RECORDS SUPPLIED:
● ● ●

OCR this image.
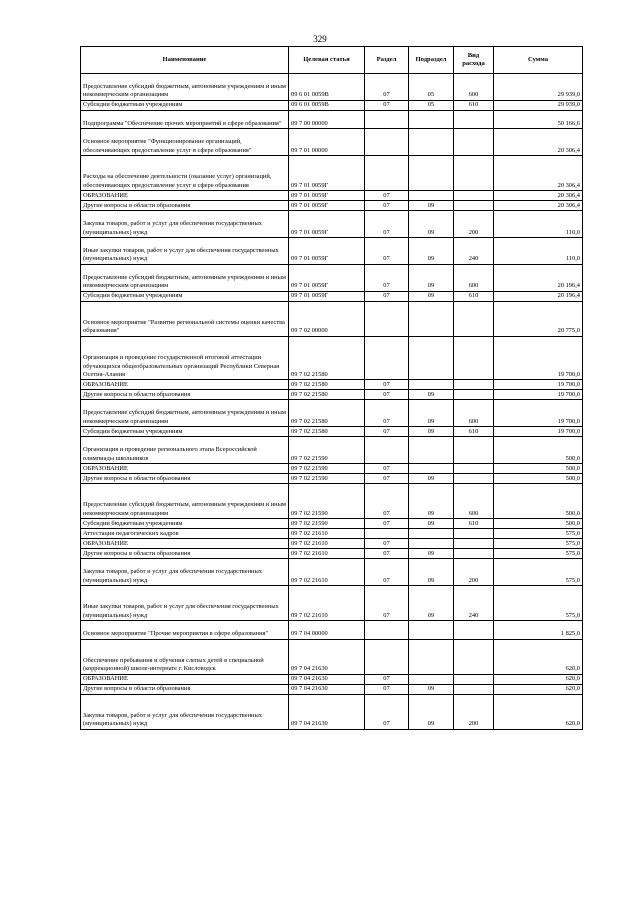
329
Наименование	Целевая статья	Раздел	Подраздел	Вид расхода	Сумма
Предоставление субсидий бюджетным, автономным учреждениям и иным некоммерческим организациям	09 6 01 0059В	07	05	600	29 939,0
Субсидии бюджетным учреждениям	09 6 01 0059В	07	05	610	29 939,0
Подпрограмма "Обеспечение прочих мероприятий в сфере образования"	09 7 00 00000				50 166,6
Основное мероприятие "Функционирование организаций, обеспечивающих предоставление услуг в сфере образования"	09 7 01 00000				20 306,4
Расходы на обеспечение деятельности (оказание услуг) организаций, обеспечивающих предоставление услуг в сфере образования	09 7 01 0059Г				20 306,4
ОБРАЗОВАНИЕ	09 7 01 0059Г	07			20 306,4
Другие вопросы в области образования	09 7 01 0059Г	07	09		20 306,4
Закупка товаров, работ и услуг для обеспечения государственных (муниципальных) нужд	09 7 01 0059Г	07	09	200	110,0
Иные закупки товаров, работ и услуг для обеспечения государственных (муниципальных) нужд	09 7 01 0059Г	07	09	240	110,0
Предоставление субсидий бюджетным, автономным учреждениям и иным некоммерческим организациям	09 7 01 0059Г	07	09	600	20 196,4
Субсидии бюджетным учреждениям	09 7 01 0059Г	07	09	610	20 196,4
Основное мероприятие "Развитие региональной системы оценки качества образования"	09 7 02 00000				20 775,0
Организация и проведение государственной итоговой аттестации обучающихся общеобразовательных организаций Республики Северная Осетия-Алания	09 7 02 21580				19 700,0
ОБРАЗОВАНИЕ	09 7 02 21580	07			19 700,0
Другие вопросы в области образования	09 7 02 21580	07	09		19 700,0
Предоставление субсидий бюджетным, автономным учреждениям и иным некоммерческим организациям	09 7 02 21580	07	09	600	19 700,0
Субсидии бюджетным учреждениям	09 7 02 21580	07	09	610	19 700,0
Организация и проведение регионального этапа Всероссийской олимпиады школьников	09 7 02 21590				500,0
ОБРАЗОВАНИЕ	09 7 02 21590	07			500,0
Другие вопросы в области образования	09 7 02 21590	07	09		500,0
Предоставление субсидий бюджетным, автономным учреждениям и иным некоммерческим организациям	09 7 02 21590	07	09	600	500,0
Субсидии бюджетным учреждениям	09 7 02 21590	07	09	610	500,0
Аттестация педагогических кадров	09 7 02 21610				575,0
ОБРАЗОВАНИЕ	09 7 02 21610	07			575,0
Другие вопросы в области образования	09 7 02 21610	07	09		575,0
Закупка товаров, работ и услуг для обеспечения государственных (муниципальных) нужд	09 7 02 21610	07	09	200	575,0
Иные закупки товаров, работ и услуг для обеспечения государственных (муниципальных) нужд	09 7 02 21610	07	09	240	575,0
Основное мероприятие "Прочие мероприятия в сфере образования"	09 7 04 00000				1 825,0
Обеспечение пребывания и обучения слепых детей в специальной (коррекционной) школе-интернате г. Кисловодск	09 7 04 21630				620,0
ОБРАЗОВАНИЕ	09 7 04 21630	07			620,0
Другие вопросы в области образования	09 7 04 21630	07	09		620,0
Закупка товаров, работ и услуг для обеспечения государственных (муниципальных) нужд	09 7 04 21630	07	09	200	620,0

● ● ●

EXERCISE: Tell how many lines contain the word "организаций", using only the number.

SOLVED EXERCISE: 3